Exercise
Locate each line with the string "name" in the listing below and copy it.

Data rows
———
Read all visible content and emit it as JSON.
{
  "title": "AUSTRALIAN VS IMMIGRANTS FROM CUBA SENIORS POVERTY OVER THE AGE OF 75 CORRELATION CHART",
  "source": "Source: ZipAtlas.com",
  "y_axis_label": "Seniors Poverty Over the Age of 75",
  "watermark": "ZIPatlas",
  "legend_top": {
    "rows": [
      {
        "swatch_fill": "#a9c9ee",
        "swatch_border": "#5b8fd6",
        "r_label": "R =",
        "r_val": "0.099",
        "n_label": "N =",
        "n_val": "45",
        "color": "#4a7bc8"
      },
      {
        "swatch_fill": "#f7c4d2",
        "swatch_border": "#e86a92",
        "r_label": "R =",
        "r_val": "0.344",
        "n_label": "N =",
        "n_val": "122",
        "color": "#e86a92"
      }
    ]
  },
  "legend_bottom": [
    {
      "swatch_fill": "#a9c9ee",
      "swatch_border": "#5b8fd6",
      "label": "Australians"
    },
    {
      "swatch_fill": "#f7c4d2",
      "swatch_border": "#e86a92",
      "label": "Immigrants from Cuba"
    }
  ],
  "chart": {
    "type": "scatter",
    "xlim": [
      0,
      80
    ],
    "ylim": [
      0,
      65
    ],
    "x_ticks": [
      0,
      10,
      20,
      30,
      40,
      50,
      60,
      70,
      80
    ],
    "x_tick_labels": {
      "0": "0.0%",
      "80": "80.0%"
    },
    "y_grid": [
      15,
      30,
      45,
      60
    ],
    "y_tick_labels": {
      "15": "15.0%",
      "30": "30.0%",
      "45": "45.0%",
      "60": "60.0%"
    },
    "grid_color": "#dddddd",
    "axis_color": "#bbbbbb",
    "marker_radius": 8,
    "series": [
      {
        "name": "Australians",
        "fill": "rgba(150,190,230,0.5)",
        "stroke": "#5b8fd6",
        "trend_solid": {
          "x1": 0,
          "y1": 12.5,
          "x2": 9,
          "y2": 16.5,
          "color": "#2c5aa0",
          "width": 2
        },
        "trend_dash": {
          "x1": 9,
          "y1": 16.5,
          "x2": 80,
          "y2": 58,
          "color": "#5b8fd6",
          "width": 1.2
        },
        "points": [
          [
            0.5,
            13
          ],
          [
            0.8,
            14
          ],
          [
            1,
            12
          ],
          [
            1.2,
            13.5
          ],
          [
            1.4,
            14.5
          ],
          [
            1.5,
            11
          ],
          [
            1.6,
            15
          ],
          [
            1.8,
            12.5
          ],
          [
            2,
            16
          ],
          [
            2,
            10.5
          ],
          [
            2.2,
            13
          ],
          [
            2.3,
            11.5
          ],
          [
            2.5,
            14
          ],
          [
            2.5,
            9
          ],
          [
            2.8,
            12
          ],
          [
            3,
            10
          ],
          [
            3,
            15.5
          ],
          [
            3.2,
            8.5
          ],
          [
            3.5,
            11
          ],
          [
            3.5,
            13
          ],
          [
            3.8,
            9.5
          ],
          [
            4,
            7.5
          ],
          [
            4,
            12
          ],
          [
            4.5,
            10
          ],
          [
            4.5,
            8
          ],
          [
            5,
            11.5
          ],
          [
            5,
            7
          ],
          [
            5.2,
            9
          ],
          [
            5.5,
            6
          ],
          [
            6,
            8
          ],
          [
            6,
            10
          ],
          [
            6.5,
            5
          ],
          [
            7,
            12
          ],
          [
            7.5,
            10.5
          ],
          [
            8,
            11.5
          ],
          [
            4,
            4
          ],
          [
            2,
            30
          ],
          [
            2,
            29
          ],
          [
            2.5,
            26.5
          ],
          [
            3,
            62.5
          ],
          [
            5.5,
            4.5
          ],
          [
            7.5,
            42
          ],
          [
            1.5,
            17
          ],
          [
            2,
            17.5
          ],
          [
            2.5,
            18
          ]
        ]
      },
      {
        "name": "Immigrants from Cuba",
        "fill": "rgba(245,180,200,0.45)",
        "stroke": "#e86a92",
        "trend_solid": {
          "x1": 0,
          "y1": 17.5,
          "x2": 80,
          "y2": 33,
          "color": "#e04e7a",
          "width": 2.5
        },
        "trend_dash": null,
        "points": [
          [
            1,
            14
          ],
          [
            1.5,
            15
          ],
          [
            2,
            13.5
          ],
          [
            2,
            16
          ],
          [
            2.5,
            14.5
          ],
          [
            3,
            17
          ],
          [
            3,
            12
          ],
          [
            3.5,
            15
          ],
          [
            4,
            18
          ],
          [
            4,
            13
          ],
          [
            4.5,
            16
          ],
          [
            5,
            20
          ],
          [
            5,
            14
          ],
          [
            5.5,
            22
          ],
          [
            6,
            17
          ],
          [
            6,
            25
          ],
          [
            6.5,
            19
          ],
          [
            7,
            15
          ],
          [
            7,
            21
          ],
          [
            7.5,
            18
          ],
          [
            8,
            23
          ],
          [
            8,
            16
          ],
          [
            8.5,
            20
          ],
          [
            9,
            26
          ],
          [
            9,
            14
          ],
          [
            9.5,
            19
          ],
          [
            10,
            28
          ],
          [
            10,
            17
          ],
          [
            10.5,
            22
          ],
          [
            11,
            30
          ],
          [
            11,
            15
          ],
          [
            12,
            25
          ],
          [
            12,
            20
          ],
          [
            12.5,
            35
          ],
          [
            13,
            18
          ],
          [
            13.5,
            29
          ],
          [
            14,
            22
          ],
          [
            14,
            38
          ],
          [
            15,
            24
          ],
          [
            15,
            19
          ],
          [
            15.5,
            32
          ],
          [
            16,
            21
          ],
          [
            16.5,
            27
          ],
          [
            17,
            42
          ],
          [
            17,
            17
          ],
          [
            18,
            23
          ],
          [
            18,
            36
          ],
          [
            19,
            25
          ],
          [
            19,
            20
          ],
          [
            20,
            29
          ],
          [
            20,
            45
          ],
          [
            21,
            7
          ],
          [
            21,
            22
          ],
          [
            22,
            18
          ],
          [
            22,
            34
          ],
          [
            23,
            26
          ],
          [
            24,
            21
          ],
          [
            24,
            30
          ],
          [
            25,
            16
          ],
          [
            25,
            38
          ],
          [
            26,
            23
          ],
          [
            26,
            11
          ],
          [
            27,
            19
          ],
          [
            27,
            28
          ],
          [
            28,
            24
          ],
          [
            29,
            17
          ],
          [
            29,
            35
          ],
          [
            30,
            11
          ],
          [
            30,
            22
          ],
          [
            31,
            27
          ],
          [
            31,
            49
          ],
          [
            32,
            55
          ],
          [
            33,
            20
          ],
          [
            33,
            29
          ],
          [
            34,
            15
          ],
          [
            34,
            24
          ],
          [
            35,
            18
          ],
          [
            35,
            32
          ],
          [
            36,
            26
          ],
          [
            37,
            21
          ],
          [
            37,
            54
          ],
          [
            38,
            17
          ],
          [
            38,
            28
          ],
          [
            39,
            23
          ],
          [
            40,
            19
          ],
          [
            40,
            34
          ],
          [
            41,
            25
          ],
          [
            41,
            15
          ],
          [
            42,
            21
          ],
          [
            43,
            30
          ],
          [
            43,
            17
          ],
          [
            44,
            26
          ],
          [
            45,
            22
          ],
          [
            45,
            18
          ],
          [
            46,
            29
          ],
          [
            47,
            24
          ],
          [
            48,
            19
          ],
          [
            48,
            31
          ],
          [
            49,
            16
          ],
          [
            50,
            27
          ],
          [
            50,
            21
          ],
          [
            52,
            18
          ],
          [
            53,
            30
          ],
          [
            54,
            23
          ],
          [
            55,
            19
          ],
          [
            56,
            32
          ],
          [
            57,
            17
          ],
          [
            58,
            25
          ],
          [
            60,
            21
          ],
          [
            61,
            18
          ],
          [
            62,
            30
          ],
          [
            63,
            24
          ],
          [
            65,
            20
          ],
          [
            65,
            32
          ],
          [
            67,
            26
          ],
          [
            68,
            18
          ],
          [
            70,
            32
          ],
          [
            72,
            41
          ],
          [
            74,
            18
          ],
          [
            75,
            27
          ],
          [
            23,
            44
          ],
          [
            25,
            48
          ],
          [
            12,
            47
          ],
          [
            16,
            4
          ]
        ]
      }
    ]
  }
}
———
Output for this task
        "name": "Australians",
        "name": "Immigrants from Cuba",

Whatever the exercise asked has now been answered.